→ **Prompt**
Repeat the listing word for word. No pictures belong in the copy.

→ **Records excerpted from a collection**
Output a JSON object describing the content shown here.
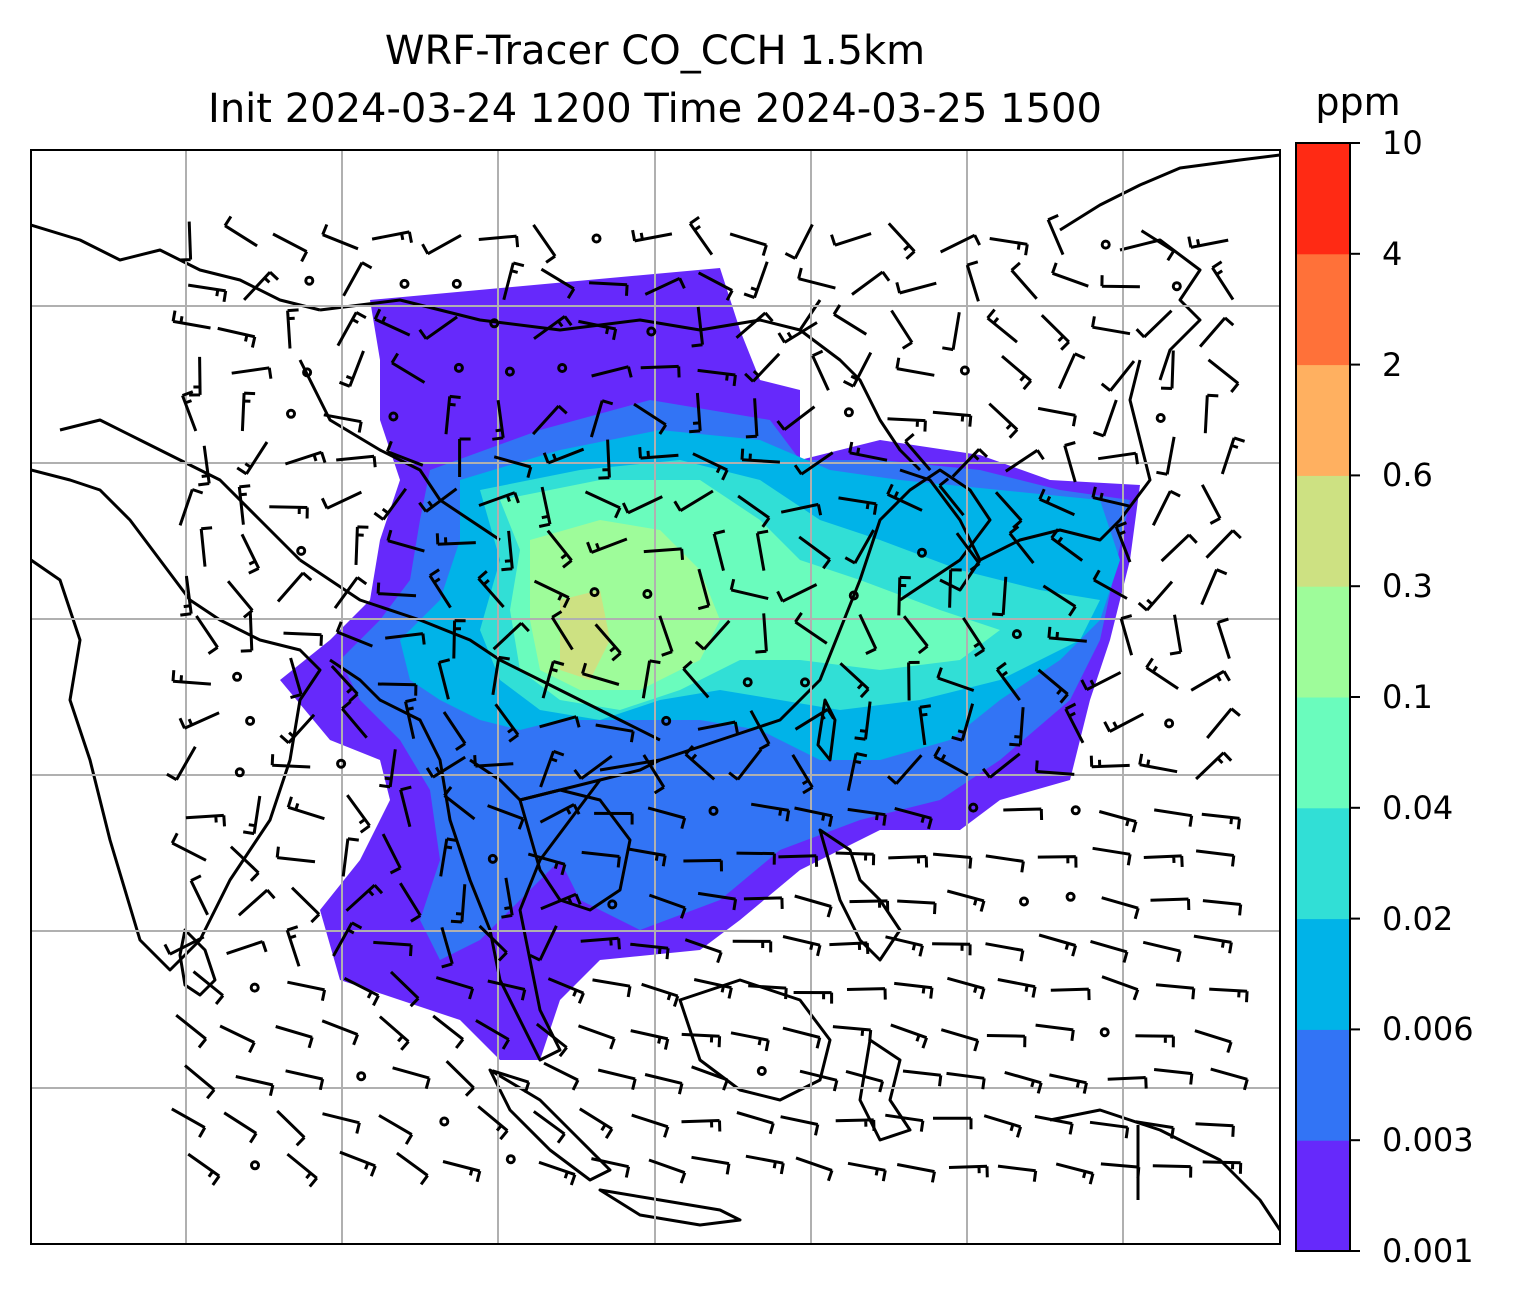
{
  "title": {
    "line1": "WRF-Tracer CO_CCH 1.5km",
    "line2": "Init 2024-03-24 1200 Time 2024-03-25 1500"
  },
  "colorbar": {
    "unit": "ppm",
    "ticks": [
      "0.001",
      "0.003",
      "0.006",
      "0.02",
      "0.04",
      "0.1",
      "0.3",
      "0.6",
      "2",
      "4",
      "10"
    ],
    "colors": [
      "#6629fb",
      "#3274f5",
      "#00b3e8",
      "#31dfd6",
      "#6afcbd",
      "#9efc9a",
      "#cde182",
      "#ffb060",
      "#ff7139",
      "#ff2a14"
    ]
  },
  "map": {
    "gridlines": true,
    "background": "#ffffff",
    "coastline_color": "#000000",
    "wind_barbs": true
  }
}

→ **Correct answer**
Output a JSON object describing the content shown here.
{
  "title": {
    "line1": "WRF-Tracer CO_CCH 1.5km",
    "line2": "Init 2024-03-24 1200 Time 2024-03-25 1500"
  },
  "colorbar": {
    "unit": "ppm",
    "ticks": [
      "0.001",
      "0.003",
      "0.006",
      "0.02",
      "0.04",
      "0.1",
      "0.3",
      "0.6",
      "2",
      "4",
      "10"
    ],
    "colors": [
      "#6629fb",
      "#3274f5",
      "#00b3e8",
      "#31dfd6",
      "#6afcbd",
      "#9efc9a",
      "#cde182",
      "#ffb060",
      "#ff7139",
      "#ff2a14"
    ]
  },
  "map": {
    "gridlines": true,
    "background": "#ffffff",
    "coastline_color": "#000000",
    "wind_barbs": true
  }
}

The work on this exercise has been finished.